**INPUT FOR THIS TASK:**
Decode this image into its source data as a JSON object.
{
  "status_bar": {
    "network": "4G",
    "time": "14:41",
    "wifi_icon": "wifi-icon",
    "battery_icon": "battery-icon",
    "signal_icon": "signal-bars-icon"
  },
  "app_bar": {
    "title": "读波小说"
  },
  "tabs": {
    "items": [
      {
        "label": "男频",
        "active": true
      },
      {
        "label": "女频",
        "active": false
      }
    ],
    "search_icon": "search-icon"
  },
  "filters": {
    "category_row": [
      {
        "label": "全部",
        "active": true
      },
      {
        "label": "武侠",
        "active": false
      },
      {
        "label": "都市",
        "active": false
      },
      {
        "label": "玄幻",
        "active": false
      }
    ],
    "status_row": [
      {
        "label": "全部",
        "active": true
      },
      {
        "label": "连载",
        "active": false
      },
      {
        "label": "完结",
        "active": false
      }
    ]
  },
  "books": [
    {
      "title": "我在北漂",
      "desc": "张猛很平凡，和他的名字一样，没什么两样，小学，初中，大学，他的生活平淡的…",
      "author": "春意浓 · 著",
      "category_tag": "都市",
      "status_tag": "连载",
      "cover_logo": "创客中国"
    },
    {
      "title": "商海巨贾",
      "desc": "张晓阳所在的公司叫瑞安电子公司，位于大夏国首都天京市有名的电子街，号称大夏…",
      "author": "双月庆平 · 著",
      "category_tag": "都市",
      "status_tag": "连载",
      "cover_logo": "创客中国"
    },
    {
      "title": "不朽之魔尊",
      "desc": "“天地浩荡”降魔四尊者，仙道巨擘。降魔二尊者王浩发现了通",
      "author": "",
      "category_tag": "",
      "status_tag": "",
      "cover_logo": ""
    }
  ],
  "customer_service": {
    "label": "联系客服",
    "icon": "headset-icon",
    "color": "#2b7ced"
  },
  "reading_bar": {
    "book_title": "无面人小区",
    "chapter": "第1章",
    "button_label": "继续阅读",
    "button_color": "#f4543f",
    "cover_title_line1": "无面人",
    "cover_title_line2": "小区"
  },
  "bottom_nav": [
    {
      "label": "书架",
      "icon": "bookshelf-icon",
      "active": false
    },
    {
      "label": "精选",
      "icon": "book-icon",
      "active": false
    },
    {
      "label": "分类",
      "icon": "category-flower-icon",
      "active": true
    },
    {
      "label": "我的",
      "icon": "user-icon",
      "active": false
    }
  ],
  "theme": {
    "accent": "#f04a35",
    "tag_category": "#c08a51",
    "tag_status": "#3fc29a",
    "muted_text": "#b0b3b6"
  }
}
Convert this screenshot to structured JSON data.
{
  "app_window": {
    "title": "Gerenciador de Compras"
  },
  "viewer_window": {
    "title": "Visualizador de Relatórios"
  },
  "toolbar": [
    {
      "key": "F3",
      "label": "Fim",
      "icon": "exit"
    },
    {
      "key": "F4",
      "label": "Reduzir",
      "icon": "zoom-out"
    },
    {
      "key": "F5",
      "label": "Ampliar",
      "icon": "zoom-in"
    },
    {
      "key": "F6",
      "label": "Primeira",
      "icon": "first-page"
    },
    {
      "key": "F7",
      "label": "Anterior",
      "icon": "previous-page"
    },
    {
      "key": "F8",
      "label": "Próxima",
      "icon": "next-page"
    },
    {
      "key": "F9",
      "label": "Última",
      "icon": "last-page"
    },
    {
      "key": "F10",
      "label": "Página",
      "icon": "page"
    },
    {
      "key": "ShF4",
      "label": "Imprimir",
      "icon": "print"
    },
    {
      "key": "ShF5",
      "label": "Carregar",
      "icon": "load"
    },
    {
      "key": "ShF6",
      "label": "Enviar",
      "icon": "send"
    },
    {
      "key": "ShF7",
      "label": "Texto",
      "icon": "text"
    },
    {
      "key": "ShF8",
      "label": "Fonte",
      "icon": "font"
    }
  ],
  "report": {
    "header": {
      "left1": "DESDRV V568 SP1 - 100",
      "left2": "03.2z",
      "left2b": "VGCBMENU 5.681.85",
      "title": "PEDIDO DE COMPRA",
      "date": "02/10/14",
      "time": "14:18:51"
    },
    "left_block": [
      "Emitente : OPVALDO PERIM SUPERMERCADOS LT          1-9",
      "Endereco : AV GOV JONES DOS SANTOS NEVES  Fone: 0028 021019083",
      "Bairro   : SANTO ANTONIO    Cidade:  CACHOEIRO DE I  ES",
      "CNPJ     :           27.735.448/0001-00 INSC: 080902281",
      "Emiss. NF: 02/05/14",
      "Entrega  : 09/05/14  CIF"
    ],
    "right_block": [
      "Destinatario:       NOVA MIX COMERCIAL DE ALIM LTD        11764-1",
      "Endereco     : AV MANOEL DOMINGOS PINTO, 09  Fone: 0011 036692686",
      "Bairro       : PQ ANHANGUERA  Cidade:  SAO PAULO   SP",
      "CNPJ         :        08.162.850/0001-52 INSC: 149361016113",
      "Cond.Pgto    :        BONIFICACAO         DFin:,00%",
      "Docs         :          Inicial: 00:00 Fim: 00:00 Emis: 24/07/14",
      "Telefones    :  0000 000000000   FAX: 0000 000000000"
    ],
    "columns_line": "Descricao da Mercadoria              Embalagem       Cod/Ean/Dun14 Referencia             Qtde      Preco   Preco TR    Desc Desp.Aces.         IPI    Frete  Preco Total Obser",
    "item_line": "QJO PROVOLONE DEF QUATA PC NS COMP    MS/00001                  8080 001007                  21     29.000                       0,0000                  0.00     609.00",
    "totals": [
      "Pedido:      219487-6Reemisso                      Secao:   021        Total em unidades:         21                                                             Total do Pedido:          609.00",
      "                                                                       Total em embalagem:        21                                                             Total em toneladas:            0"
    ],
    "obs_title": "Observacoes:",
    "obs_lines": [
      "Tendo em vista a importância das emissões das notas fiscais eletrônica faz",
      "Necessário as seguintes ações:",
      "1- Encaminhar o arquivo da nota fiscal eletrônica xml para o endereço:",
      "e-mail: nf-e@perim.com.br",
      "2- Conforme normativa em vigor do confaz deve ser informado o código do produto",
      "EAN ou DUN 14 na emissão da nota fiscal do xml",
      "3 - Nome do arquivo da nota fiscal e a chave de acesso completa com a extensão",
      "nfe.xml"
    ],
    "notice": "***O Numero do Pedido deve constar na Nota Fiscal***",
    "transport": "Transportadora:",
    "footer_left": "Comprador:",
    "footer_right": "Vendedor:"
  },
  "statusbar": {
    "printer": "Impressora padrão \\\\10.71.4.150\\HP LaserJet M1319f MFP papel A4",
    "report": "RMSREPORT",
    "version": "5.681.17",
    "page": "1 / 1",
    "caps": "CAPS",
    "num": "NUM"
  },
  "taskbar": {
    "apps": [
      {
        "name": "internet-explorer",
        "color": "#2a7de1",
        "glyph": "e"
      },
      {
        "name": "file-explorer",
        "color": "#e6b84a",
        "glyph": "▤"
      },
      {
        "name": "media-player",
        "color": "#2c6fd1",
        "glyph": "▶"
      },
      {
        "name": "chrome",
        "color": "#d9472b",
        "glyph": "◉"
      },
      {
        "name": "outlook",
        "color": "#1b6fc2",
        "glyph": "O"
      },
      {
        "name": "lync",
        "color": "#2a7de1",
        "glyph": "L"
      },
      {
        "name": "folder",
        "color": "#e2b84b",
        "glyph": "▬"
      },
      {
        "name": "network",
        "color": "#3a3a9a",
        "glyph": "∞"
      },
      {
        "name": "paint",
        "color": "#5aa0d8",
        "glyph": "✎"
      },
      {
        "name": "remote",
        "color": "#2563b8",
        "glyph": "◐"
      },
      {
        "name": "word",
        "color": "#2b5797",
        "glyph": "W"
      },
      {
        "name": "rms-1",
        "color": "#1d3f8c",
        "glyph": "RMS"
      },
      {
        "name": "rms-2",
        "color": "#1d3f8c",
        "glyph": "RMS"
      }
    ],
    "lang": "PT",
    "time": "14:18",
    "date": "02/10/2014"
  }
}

**WORK REQUIRED:** Pick out and copy the lines of the entries that hold the string "arquivo".

**THE ANSWER:**
      "1- Encaminhar o arquivo da nota fiscal eletrônica xml para o endereço:",
      "3 - Nome do arquivo da nota fiscal e a chave de acesso completa com a extensão",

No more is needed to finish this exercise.